Some records ::
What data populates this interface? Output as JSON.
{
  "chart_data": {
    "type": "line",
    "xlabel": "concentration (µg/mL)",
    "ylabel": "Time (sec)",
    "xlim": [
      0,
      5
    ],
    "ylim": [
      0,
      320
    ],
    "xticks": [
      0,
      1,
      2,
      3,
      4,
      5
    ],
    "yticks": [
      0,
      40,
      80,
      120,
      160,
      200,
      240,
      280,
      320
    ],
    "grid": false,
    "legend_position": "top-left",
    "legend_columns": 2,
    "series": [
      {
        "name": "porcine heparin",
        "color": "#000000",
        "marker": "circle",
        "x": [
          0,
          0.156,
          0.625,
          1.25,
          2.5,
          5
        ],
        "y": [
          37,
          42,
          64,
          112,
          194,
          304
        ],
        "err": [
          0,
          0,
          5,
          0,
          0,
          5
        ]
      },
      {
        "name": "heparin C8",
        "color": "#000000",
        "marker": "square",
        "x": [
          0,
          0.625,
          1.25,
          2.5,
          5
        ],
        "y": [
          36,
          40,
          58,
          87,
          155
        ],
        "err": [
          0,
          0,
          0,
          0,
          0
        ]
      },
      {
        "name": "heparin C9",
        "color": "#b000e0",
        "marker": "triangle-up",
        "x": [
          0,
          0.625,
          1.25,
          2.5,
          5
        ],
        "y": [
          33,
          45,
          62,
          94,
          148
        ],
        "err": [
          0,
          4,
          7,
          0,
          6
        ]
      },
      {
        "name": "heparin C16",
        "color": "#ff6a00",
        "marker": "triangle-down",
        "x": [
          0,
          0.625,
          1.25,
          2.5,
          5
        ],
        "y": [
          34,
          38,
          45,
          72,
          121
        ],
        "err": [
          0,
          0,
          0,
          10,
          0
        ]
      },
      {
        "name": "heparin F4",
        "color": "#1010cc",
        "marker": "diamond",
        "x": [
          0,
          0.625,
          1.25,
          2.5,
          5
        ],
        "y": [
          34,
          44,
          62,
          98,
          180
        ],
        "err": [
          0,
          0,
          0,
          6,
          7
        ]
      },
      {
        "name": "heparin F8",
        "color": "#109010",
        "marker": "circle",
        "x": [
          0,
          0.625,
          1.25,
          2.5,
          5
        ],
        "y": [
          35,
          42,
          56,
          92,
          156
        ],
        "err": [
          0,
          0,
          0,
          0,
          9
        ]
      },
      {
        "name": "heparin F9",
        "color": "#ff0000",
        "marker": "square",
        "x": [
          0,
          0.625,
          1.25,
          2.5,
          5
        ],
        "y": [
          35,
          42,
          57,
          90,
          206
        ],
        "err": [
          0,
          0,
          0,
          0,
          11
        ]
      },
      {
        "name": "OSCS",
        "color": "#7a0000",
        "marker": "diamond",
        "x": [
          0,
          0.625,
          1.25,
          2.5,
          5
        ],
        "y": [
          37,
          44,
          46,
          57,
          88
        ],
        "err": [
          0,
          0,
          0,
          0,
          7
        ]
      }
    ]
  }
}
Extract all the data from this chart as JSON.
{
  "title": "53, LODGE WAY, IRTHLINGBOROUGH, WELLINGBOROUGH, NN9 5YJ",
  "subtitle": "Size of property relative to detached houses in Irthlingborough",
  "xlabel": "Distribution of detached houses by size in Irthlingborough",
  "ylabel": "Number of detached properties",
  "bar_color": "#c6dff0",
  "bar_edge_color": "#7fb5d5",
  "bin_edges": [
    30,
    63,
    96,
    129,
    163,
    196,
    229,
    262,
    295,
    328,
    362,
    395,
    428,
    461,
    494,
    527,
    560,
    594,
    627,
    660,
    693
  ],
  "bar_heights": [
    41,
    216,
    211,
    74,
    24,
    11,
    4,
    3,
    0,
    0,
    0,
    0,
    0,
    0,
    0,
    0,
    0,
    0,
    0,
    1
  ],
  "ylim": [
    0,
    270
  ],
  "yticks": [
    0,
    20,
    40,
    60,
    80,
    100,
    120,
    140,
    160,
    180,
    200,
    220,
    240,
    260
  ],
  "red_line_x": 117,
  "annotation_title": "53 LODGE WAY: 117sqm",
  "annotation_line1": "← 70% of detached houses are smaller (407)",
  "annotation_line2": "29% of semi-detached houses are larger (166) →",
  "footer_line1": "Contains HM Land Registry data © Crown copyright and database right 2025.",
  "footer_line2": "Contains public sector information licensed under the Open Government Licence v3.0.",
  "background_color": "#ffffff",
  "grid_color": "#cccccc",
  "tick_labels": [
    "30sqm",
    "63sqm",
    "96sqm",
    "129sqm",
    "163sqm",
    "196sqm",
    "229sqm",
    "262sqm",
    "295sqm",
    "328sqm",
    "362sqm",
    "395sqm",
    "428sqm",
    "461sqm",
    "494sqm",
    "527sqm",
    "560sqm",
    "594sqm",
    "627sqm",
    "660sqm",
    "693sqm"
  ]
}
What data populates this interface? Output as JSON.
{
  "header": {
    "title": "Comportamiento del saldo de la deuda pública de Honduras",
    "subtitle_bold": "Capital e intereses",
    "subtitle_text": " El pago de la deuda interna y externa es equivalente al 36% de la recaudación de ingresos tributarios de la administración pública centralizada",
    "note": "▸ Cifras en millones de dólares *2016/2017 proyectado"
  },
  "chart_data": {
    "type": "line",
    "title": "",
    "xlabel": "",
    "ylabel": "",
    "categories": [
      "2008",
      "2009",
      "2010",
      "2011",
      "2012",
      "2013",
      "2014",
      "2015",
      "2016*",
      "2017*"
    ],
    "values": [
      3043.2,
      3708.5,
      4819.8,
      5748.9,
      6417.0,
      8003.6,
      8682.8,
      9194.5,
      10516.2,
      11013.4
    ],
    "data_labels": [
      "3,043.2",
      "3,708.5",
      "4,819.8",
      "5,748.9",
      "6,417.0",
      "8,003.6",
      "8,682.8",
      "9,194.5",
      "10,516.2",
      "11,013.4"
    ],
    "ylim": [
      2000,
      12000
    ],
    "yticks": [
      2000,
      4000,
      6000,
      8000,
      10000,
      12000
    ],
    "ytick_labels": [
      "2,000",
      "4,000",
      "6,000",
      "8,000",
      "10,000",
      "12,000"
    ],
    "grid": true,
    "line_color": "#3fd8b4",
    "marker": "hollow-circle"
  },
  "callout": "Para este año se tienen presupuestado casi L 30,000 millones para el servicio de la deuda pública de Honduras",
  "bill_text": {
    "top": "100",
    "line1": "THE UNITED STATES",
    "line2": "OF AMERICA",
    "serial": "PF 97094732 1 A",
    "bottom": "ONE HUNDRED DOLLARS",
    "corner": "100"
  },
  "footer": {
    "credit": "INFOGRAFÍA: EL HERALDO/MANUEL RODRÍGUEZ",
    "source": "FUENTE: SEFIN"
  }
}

WORK REQUIRED ::
Tell how many lines of the records above hold the string "pública". Give no other text.

RESPONSE ::
3